Dataset records
========

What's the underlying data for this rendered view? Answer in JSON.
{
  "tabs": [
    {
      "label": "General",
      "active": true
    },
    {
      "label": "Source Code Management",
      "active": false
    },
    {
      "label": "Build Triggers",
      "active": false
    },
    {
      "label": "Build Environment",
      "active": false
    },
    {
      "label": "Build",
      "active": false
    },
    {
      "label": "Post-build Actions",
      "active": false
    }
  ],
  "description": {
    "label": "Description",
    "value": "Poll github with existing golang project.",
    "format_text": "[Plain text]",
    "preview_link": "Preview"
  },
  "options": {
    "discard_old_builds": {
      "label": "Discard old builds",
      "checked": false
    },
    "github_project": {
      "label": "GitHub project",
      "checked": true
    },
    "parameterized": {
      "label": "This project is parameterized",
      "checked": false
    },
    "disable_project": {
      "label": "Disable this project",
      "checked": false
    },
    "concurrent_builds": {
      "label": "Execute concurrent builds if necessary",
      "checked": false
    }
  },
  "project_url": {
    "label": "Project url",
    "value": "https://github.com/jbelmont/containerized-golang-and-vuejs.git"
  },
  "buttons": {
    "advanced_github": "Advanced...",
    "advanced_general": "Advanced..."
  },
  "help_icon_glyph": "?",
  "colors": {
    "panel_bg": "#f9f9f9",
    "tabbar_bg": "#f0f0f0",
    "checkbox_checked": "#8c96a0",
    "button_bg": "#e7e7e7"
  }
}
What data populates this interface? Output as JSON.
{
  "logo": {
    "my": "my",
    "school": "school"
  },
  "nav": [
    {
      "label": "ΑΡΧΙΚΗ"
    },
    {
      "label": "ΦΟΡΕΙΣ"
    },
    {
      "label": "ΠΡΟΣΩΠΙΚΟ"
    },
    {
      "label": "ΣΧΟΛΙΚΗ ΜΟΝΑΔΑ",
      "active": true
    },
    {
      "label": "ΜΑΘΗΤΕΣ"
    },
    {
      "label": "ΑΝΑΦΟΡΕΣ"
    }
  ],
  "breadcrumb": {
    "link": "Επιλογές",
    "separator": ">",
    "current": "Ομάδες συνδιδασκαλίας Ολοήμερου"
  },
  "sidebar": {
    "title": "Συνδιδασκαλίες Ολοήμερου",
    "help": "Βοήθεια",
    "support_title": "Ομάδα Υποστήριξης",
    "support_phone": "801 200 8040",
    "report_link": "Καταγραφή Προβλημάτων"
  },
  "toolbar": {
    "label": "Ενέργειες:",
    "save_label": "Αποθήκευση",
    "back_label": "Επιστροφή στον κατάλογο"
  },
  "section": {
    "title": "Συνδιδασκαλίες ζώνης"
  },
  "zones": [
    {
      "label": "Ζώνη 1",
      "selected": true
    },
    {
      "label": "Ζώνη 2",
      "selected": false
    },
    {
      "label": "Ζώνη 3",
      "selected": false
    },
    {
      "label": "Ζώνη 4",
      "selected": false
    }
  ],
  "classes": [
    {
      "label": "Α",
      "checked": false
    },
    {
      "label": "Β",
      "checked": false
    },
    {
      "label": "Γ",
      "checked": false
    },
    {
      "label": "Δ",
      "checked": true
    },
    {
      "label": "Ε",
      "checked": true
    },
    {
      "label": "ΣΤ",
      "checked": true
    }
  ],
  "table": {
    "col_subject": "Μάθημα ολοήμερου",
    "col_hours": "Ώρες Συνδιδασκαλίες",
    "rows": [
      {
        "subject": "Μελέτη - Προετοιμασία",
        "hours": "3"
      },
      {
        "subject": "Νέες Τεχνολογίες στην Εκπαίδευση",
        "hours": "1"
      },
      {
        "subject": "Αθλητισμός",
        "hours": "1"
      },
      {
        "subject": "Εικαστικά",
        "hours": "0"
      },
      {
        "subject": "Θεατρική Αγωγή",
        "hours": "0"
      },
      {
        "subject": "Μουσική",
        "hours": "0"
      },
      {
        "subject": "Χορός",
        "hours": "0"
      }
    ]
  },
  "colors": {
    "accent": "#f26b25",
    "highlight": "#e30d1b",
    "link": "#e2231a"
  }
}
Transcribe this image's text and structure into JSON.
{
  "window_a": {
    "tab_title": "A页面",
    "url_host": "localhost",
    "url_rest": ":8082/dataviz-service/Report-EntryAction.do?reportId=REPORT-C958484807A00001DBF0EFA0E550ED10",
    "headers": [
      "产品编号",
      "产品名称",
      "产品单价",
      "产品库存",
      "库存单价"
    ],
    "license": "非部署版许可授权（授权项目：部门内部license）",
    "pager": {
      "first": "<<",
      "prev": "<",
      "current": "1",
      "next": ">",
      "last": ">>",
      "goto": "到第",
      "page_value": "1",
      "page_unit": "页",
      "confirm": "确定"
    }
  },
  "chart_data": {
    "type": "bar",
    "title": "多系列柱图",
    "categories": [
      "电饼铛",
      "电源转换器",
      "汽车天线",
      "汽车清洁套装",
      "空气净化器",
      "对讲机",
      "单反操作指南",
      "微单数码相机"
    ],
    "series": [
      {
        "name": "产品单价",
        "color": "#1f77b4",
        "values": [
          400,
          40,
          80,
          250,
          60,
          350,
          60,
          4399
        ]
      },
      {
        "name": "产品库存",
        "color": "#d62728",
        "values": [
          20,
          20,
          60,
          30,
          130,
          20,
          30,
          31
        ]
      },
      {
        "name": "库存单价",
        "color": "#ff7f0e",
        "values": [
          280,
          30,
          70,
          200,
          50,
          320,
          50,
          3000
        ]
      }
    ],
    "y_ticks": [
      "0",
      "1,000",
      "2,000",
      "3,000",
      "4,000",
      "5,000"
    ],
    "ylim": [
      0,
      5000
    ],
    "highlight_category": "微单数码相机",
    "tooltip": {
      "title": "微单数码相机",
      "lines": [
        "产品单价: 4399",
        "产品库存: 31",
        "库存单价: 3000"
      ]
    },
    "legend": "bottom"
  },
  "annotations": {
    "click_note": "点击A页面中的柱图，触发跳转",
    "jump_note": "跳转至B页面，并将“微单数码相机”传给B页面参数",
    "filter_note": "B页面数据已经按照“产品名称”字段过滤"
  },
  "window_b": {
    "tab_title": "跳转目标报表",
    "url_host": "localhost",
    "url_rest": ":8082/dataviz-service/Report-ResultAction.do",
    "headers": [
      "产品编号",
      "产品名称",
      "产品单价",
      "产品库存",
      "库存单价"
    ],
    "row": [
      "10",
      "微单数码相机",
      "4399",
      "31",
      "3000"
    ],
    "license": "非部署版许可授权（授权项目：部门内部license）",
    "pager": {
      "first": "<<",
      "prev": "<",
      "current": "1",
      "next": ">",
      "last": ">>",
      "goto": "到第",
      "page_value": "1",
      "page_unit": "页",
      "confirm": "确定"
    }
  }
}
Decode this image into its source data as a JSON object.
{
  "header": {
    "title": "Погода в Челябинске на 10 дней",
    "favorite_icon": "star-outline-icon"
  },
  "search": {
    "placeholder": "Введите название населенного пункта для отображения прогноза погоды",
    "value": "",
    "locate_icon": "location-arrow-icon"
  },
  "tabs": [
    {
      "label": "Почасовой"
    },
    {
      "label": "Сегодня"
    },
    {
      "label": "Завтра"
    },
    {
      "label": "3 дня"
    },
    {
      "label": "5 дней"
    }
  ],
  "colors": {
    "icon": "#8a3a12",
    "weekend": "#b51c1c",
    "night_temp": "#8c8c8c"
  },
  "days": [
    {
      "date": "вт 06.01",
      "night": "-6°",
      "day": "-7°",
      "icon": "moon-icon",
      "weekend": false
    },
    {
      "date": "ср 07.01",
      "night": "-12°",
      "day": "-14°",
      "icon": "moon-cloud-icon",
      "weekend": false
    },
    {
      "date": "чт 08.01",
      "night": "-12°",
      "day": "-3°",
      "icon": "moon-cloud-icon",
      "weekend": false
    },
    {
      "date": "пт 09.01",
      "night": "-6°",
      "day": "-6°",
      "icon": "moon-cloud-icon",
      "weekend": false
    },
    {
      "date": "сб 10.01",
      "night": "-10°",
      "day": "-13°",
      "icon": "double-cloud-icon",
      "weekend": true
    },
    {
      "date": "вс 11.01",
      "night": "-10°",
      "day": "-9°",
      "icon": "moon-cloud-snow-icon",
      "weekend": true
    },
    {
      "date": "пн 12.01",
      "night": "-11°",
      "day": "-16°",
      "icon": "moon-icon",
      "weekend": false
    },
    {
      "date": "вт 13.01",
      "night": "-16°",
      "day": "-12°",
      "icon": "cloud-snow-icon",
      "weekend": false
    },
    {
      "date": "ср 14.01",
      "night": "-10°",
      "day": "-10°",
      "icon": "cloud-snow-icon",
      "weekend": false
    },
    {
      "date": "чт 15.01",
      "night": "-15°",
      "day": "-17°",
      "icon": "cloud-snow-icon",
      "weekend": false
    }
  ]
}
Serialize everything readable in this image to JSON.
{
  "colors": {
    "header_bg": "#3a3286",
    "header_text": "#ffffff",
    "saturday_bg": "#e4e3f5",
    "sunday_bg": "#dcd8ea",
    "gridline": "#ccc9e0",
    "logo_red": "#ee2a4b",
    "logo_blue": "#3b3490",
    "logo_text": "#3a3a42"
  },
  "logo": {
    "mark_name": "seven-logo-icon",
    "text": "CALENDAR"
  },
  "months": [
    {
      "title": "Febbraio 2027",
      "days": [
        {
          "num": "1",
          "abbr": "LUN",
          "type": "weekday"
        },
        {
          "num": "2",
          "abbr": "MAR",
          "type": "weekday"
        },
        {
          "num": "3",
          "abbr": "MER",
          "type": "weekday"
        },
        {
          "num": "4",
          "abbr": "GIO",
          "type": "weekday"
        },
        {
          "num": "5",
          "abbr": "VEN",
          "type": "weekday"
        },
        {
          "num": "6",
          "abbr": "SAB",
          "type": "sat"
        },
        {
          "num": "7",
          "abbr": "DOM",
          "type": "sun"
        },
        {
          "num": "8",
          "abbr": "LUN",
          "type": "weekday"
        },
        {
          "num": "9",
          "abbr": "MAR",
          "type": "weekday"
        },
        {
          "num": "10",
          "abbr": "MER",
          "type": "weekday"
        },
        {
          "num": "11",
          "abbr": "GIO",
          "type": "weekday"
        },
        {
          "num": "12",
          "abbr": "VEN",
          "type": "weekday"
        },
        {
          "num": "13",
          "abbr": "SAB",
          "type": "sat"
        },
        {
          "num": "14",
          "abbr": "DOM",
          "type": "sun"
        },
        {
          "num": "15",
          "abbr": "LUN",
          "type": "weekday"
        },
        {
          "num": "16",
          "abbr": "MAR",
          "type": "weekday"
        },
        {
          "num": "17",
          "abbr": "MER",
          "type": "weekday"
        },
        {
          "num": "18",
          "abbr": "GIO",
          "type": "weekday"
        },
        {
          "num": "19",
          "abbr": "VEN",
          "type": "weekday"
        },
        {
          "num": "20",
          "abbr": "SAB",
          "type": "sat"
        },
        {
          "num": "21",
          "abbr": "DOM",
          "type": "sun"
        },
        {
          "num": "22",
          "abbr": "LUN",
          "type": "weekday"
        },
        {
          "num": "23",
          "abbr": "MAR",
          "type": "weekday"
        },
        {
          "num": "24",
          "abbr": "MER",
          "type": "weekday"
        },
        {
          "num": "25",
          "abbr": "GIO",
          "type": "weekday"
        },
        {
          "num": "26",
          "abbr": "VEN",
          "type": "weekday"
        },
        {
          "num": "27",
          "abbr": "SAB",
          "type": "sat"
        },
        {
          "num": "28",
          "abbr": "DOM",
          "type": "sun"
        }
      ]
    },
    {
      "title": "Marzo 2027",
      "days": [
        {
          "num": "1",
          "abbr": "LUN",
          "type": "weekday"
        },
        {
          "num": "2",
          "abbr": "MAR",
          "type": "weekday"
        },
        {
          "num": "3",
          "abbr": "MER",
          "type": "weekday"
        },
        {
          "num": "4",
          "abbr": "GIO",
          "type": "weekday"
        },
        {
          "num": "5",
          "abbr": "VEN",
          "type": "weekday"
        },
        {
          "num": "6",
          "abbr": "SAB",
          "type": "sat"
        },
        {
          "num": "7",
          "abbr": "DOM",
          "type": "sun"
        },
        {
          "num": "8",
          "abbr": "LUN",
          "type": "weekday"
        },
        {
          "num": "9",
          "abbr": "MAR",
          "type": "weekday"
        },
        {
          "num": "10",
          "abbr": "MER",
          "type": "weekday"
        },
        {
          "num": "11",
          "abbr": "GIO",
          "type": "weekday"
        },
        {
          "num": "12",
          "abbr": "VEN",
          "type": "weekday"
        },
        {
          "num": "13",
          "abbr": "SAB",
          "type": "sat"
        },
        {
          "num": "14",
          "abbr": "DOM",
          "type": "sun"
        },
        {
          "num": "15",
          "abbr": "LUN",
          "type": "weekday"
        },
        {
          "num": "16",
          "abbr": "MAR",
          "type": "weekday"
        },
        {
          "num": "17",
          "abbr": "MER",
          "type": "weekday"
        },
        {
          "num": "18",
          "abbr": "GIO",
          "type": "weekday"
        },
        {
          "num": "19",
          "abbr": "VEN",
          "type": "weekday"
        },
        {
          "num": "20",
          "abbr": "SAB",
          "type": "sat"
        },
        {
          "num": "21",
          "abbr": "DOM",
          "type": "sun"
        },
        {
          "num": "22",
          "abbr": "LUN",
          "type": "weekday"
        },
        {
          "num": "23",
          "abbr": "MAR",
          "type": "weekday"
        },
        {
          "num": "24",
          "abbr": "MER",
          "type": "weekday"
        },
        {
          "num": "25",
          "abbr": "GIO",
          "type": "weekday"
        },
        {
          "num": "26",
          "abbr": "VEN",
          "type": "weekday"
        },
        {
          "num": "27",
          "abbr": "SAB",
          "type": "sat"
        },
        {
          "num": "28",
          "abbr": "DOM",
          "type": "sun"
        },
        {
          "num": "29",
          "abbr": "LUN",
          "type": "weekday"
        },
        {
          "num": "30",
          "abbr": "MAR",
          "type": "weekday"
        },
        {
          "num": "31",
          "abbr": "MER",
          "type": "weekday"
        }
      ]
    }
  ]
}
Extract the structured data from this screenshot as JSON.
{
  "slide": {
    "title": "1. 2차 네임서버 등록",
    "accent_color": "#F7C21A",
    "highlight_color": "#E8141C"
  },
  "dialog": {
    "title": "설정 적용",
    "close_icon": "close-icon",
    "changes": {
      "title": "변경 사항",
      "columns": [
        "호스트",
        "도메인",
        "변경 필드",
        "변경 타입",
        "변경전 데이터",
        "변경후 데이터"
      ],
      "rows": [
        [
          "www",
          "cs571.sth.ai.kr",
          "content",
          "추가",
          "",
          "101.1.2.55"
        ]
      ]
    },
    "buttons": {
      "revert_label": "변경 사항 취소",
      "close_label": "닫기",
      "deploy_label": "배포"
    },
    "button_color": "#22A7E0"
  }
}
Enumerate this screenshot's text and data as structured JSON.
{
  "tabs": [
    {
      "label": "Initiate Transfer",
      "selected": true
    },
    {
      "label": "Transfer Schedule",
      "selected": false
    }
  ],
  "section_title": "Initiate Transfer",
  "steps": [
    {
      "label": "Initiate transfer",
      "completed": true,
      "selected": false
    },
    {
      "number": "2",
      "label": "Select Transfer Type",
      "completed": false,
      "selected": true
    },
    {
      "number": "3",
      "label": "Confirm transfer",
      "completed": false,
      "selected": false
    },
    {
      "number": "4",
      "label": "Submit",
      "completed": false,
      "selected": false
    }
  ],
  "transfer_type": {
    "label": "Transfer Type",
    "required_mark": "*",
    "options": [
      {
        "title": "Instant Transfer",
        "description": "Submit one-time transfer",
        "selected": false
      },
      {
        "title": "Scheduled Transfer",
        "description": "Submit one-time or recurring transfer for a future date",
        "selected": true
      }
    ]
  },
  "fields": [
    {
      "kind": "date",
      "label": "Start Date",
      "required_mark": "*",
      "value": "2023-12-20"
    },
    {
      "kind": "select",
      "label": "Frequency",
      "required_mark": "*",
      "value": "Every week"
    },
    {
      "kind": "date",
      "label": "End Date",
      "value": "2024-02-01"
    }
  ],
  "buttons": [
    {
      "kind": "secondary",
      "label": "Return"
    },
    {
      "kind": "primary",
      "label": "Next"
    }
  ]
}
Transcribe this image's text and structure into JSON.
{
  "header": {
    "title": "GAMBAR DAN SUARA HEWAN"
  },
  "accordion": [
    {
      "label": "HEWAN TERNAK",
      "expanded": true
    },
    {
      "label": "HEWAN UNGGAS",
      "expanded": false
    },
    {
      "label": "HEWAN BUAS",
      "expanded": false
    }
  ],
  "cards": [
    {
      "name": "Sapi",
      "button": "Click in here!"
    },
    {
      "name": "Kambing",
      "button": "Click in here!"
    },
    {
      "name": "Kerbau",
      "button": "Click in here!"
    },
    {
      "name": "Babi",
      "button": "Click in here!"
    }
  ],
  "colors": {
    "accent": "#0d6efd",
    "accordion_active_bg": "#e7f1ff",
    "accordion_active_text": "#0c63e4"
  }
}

========

Stated exercise: Pull every line containing the word "screenshot" out of the material.

Complete answer:
Extract the structured data from this screenshot as JSON.
Enumerate this screenshot's text and data as structured JSON.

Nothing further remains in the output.